→ **Data entries**:
::::

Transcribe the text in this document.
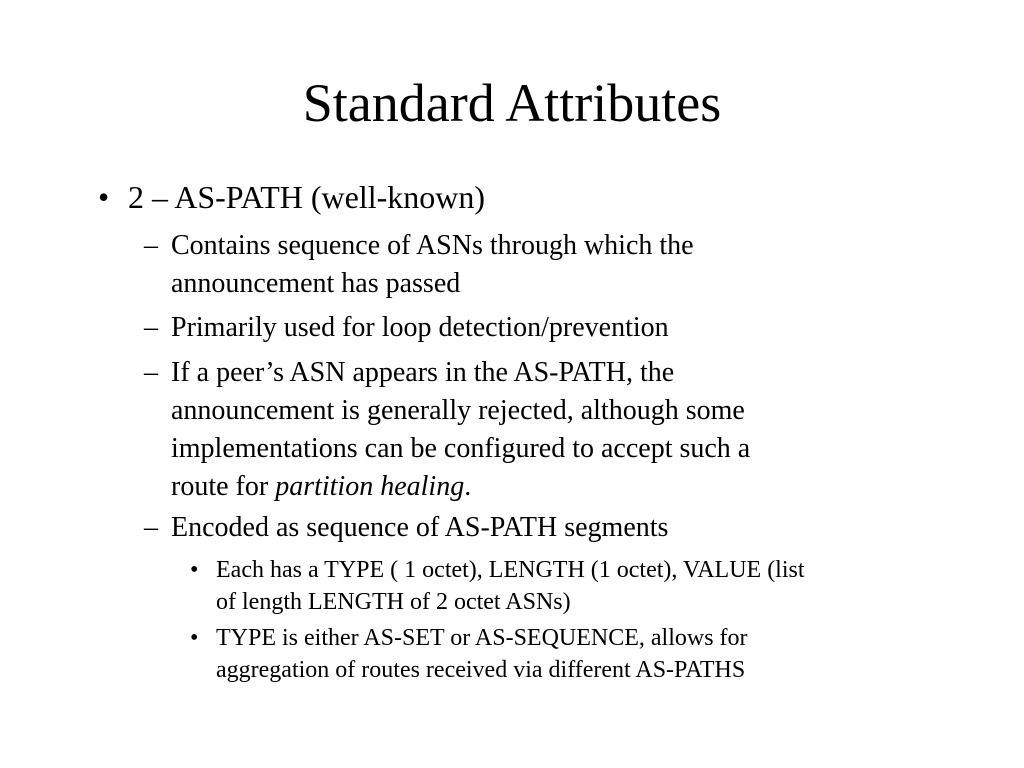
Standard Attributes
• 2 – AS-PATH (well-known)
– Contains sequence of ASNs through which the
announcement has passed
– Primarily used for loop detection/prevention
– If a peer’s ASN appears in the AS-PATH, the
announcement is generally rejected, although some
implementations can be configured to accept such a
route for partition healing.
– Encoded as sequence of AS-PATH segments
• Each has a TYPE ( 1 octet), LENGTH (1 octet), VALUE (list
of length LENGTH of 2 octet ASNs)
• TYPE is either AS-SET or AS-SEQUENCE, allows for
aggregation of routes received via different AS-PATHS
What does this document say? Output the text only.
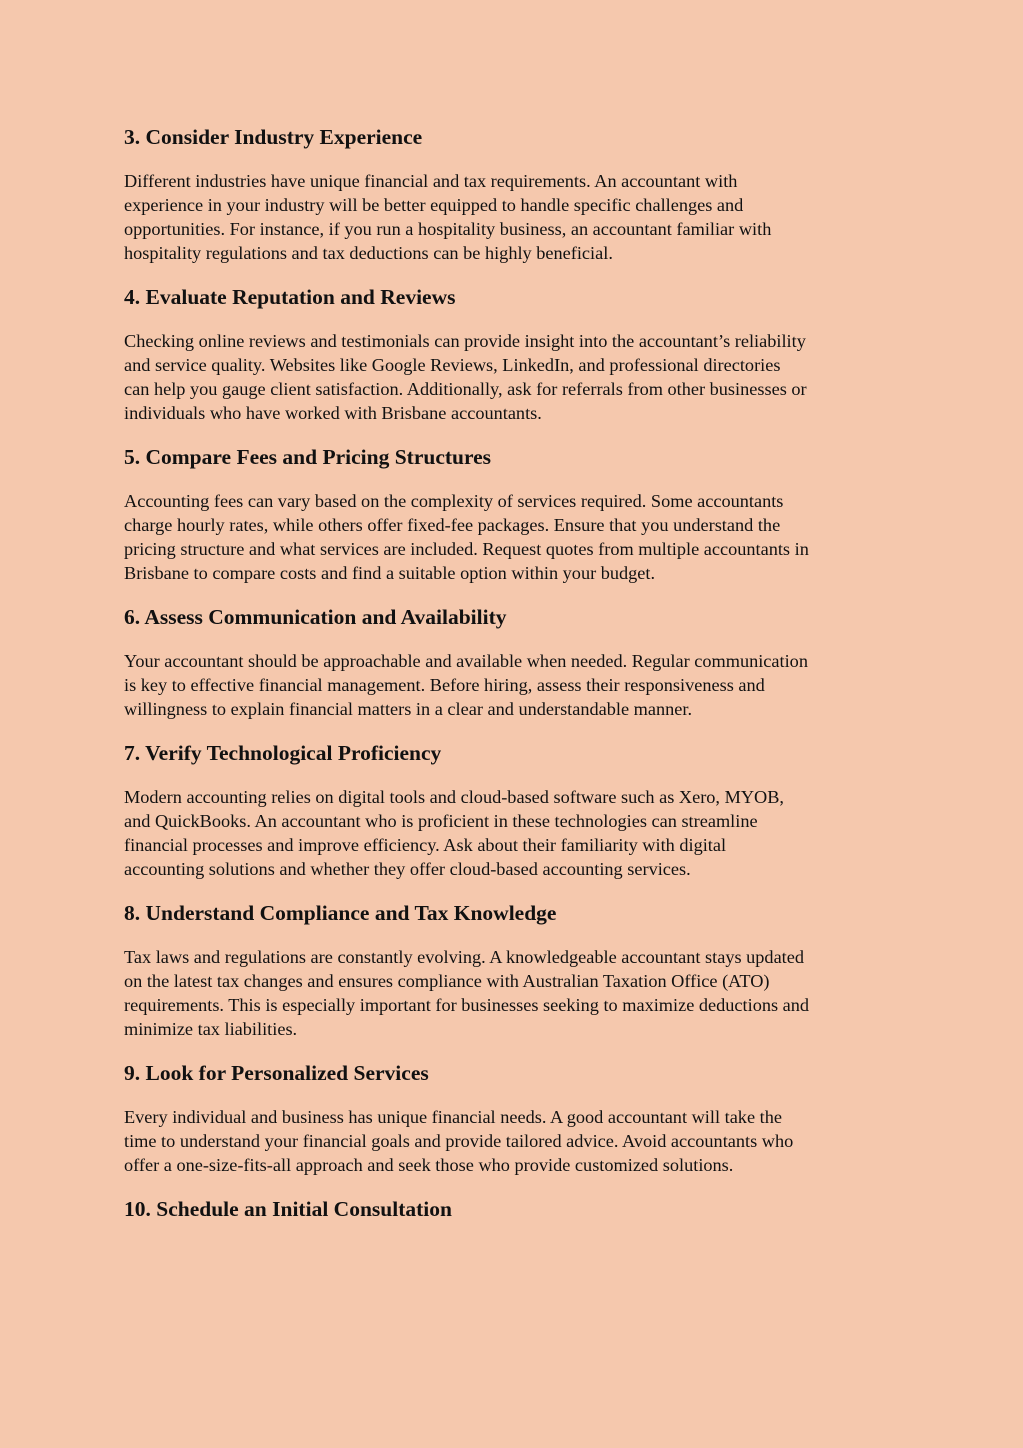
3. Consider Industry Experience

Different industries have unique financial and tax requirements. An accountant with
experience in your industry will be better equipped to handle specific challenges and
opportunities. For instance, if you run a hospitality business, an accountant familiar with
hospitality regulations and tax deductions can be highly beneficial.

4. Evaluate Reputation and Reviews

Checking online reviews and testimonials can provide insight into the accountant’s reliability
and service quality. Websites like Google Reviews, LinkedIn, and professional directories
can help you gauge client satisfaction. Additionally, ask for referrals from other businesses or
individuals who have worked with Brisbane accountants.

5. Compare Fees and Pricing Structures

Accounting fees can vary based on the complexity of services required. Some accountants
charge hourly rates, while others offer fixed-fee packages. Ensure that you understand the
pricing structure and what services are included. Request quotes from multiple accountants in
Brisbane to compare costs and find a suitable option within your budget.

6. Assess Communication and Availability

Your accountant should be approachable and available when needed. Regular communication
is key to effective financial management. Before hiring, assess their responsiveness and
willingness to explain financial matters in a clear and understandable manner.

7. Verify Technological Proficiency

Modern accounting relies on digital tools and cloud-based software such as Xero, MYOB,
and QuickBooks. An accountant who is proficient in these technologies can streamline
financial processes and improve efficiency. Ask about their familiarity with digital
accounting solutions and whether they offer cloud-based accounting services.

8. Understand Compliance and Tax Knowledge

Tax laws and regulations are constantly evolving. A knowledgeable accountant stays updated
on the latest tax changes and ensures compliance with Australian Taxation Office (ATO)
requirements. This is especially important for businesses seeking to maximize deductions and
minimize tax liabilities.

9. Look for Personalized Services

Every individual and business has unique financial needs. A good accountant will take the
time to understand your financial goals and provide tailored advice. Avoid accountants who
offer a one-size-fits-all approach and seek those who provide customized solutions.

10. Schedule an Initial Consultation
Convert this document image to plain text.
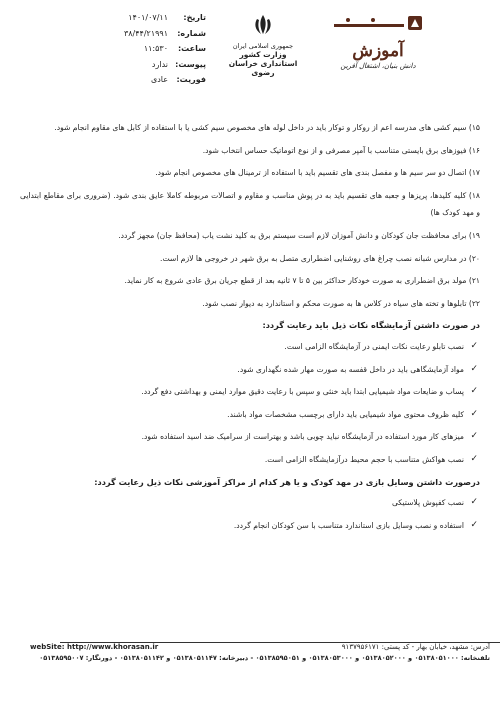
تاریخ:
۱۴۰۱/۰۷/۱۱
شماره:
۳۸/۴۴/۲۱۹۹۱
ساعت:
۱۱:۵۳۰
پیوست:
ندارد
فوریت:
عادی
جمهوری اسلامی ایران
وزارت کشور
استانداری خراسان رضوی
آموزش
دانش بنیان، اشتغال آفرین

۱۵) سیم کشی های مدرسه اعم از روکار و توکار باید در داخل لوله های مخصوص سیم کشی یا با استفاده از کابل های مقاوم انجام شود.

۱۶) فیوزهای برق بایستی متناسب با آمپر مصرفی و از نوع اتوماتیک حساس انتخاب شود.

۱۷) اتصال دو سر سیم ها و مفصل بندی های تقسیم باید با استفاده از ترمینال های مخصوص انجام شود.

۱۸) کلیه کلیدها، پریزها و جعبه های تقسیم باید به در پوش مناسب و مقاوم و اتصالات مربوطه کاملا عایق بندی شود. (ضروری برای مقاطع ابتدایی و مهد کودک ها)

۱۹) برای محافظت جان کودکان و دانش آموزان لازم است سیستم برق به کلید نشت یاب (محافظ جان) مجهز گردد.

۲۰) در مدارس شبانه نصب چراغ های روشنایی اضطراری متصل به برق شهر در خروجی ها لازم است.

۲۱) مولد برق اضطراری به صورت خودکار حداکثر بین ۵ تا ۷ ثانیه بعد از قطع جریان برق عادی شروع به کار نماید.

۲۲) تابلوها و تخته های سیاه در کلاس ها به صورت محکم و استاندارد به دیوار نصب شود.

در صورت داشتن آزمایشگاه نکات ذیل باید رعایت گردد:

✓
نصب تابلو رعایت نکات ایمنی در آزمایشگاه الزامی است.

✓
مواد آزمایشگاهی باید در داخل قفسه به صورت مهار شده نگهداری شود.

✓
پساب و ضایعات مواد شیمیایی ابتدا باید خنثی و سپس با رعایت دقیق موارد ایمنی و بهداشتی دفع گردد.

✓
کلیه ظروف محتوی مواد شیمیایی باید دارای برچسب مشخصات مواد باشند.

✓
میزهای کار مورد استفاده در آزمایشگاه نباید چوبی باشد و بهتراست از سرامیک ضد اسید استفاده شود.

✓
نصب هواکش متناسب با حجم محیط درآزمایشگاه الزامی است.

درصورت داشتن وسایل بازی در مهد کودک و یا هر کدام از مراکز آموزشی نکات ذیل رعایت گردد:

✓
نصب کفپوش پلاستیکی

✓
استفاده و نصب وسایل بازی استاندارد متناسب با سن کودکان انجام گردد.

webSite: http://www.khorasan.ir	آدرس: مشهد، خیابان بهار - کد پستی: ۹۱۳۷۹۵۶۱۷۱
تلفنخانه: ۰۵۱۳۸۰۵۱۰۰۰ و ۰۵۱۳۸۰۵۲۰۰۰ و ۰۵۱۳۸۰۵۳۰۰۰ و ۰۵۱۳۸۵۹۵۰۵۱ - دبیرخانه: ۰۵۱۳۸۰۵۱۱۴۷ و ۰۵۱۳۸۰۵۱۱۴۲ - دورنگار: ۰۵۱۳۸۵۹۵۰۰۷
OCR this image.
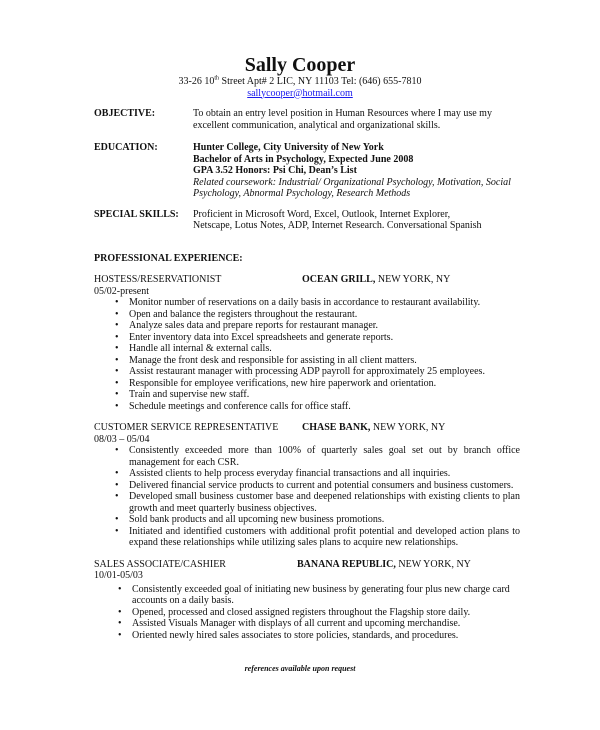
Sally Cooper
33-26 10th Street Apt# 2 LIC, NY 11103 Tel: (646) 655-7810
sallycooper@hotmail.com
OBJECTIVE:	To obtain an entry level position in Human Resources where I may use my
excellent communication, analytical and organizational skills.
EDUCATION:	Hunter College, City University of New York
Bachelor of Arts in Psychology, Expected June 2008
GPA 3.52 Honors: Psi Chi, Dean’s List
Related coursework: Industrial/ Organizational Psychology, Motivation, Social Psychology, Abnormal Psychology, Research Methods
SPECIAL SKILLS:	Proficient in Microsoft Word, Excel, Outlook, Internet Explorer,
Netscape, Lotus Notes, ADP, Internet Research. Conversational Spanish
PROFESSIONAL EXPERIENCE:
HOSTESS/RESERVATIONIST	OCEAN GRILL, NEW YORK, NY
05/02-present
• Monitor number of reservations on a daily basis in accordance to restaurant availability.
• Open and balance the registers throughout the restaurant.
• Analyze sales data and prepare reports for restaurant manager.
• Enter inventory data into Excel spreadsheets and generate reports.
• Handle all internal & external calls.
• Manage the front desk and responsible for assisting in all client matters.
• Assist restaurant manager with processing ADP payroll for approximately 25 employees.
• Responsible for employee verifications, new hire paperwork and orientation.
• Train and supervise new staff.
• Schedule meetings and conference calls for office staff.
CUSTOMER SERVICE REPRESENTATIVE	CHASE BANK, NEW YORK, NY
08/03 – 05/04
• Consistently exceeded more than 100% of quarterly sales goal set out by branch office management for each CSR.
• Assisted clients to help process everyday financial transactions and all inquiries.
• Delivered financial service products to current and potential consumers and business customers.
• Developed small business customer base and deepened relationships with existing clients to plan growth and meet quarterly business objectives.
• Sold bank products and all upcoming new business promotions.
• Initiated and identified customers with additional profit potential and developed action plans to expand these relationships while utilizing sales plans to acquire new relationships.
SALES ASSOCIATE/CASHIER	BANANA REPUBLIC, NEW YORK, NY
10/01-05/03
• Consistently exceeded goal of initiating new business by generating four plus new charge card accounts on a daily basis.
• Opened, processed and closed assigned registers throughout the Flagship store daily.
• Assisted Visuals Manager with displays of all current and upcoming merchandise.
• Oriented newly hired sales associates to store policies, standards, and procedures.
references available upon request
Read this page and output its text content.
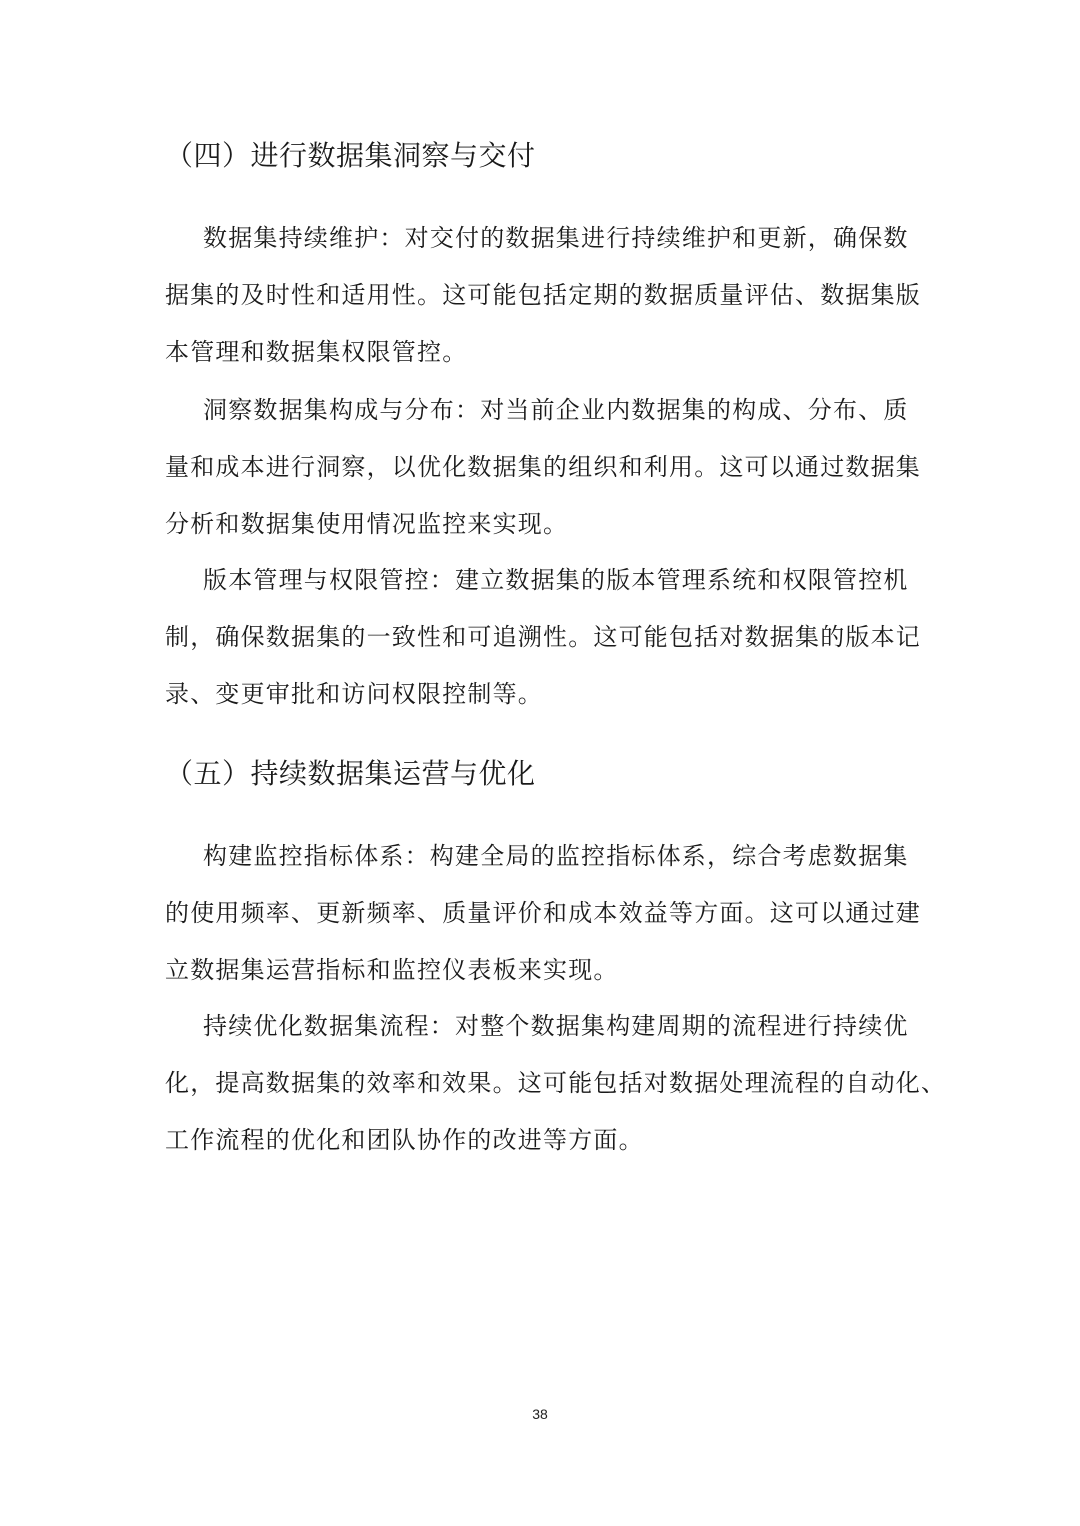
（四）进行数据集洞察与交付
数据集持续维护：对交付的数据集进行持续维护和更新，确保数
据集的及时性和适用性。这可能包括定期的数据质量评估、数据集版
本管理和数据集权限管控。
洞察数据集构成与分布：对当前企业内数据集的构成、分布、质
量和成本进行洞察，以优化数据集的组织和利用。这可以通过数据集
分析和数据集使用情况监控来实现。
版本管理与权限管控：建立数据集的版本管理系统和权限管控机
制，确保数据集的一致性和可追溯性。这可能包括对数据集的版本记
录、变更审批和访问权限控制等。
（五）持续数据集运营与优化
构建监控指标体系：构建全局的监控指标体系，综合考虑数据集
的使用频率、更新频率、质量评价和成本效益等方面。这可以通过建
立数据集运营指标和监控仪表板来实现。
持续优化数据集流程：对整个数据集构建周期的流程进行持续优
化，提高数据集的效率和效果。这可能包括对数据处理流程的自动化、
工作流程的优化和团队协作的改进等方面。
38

::::

→ **Written instruction**:
Where a line in the entries holds the word "quarterly", copy that line.

→ **Final result**:
• Consistently exceeded more than 100% of quarterly sales goal set out by branch office management for each CSR.
• Developed small business customer base and deepened relationships with existing clients to plan growth and meet quarterly business objectives.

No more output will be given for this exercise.